[start Extract provided]

Plus, what we think of as being biographically relevant changes. Increasingly we want to know not just what people did of significance but how they did it — and how their biographical context informed and influenced the people they became. Jeannette presents Joan as a child of war. Famers care for the land that soldiers and rulers raze, and the longing for a mighty general is expressed less as a nationalistic aspiration than a human groaning to be free from an endless cycle of bondage and toil. “Your souls suffer as an accomplice to eternal evil,” one of the lyrics announces, underscoring the fatalism and resignation of those who have never really experienced a world that wasn’t at war. As a university professor who is only a year or two away from teaching students not yet born when 9/11 happened, I was moved and troubled by the portraits of childlike light and innocence struggling to express itself in a dark, dark world.
So far, so good. My biggest reservation, though, is an issue that plagues many musicals. Because so much time is devoted to the songs, it is hard for the narrative to progress or the characters develop. This is particularly true when the lyrics are of a piece; after a while, one devout platitude runs into another. Dumont and cinematographer Guillaume Deffontaines do a fine job of varying the blocking (a scene with one nun standing in front of another is particularly mysterious and oddly disorienting), but the setting is sparse. The ascetic visuals are appropriate to the themes, but for viewers calibrated to a bit more pace, the film can lag at times.
Nevertheless, Jeannette is worth checking out if for no other reason than that it is different. In an age where seemingly every other film is about a comic book hero or CGI monster, different is good.
Jeannette: The Childhood of Joan of Arc will be available October 2, 2018, on Blu-ray and DVD from KimStim.

[end Extract provided]
[start Dataset extract]

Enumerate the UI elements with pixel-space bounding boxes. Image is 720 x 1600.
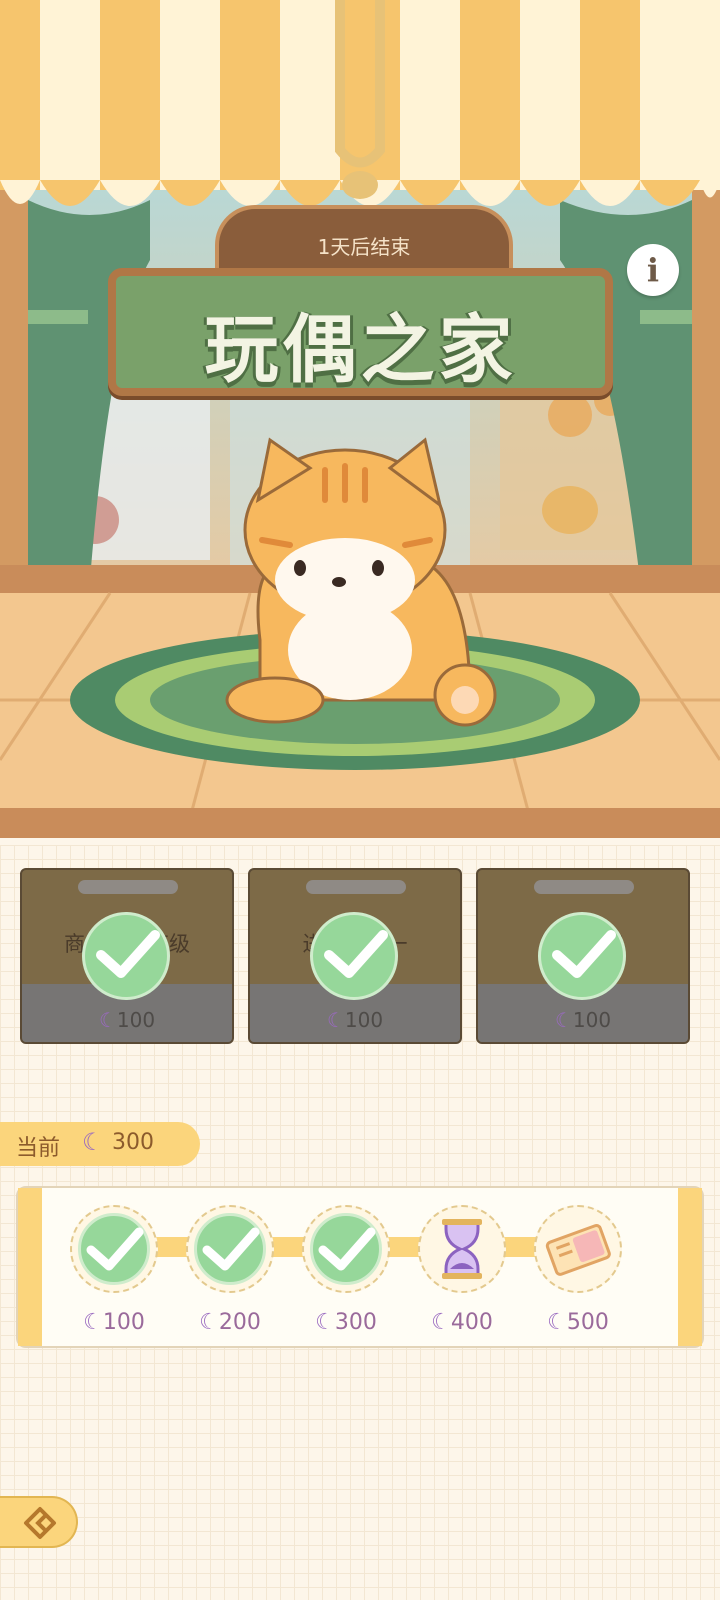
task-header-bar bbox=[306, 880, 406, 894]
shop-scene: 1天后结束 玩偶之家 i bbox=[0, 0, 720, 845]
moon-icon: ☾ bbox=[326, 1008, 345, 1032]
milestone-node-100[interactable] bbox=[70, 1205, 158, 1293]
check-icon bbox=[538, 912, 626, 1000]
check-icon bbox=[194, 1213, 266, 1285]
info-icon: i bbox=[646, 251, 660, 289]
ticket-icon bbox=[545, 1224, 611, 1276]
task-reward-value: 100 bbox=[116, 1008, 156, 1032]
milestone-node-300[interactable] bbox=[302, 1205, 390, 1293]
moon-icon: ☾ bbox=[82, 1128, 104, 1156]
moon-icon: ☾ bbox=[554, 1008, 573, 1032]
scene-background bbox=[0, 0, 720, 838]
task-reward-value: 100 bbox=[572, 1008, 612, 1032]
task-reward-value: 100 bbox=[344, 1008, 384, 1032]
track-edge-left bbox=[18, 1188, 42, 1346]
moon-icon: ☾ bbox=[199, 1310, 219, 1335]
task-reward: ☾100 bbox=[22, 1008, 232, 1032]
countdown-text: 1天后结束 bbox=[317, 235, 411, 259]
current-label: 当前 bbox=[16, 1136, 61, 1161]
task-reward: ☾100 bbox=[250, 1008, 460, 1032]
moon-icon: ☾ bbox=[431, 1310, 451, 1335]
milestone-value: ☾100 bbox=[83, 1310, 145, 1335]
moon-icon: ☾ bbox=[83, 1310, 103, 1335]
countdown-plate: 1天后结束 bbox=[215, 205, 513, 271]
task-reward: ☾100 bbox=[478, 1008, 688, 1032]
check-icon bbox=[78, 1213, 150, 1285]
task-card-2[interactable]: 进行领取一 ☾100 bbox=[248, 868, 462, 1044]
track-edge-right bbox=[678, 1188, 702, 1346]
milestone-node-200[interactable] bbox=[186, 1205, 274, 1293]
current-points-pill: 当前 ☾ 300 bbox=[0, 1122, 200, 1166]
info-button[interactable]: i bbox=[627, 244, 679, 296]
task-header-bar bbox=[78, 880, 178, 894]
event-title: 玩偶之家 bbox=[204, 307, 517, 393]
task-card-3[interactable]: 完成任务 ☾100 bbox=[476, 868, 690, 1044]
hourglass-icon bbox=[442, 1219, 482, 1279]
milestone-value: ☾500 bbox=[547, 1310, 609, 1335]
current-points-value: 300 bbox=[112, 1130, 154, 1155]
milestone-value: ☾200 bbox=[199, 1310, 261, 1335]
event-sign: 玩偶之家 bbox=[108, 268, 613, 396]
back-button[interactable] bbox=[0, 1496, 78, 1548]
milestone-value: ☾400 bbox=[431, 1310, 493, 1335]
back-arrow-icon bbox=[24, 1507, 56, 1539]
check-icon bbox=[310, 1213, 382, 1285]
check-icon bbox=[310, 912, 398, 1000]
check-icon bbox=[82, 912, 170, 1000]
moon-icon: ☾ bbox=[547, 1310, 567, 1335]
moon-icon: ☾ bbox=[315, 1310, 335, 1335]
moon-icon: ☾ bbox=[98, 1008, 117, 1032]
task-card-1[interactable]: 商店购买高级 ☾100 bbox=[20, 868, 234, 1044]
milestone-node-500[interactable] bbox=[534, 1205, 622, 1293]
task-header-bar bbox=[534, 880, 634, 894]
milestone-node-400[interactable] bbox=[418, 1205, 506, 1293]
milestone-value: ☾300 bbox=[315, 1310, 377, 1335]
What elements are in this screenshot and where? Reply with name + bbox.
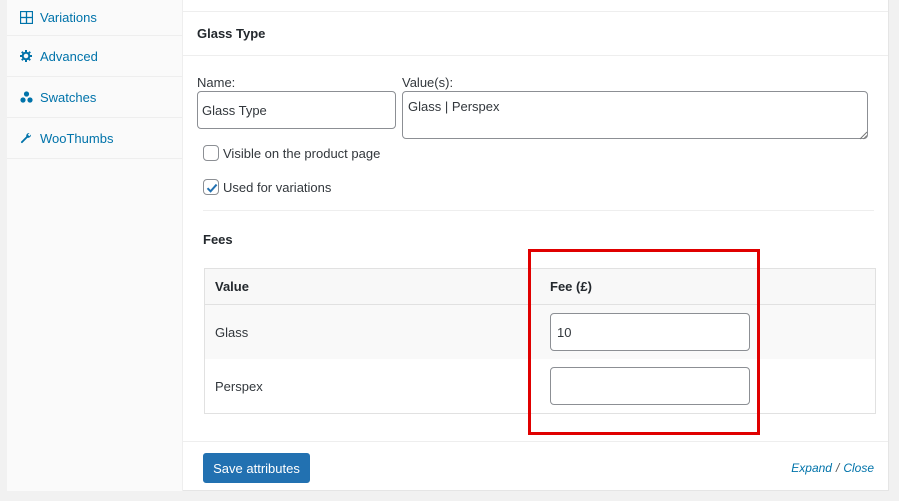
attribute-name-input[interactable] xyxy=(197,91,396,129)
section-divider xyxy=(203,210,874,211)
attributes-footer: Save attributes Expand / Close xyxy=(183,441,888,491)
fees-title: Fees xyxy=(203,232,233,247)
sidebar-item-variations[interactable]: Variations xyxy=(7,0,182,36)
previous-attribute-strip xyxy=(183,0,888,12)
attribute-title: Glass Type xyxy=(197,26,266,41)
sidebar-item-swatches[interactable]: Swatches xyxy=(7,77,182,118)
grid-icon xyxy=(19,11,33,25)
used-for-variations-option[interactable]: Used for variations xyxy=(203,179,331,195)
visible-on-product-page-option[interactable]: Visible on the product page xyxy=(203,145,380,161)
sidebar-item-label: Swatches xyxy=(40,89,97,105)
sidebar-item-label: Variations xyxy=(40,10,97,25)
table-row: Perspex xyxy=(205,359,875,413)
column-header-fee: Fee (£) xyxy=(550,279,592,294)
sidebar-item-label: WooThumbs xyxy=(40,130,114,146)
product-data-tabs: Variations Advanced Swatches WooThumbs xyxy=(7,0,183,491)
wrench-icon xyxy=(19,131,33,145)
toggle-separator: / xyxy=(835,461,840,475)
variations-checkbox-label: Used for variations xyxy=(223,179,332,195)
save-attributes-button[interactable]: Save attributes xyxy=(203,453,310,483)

[end Dataset extract]

**Job**
In the film review, when will Jeannette: The Childhood of Joan of Arc be released on Blu-ray and DVD, and by whom?

**Answer to the problem**
October 2, 2018, from KimStim.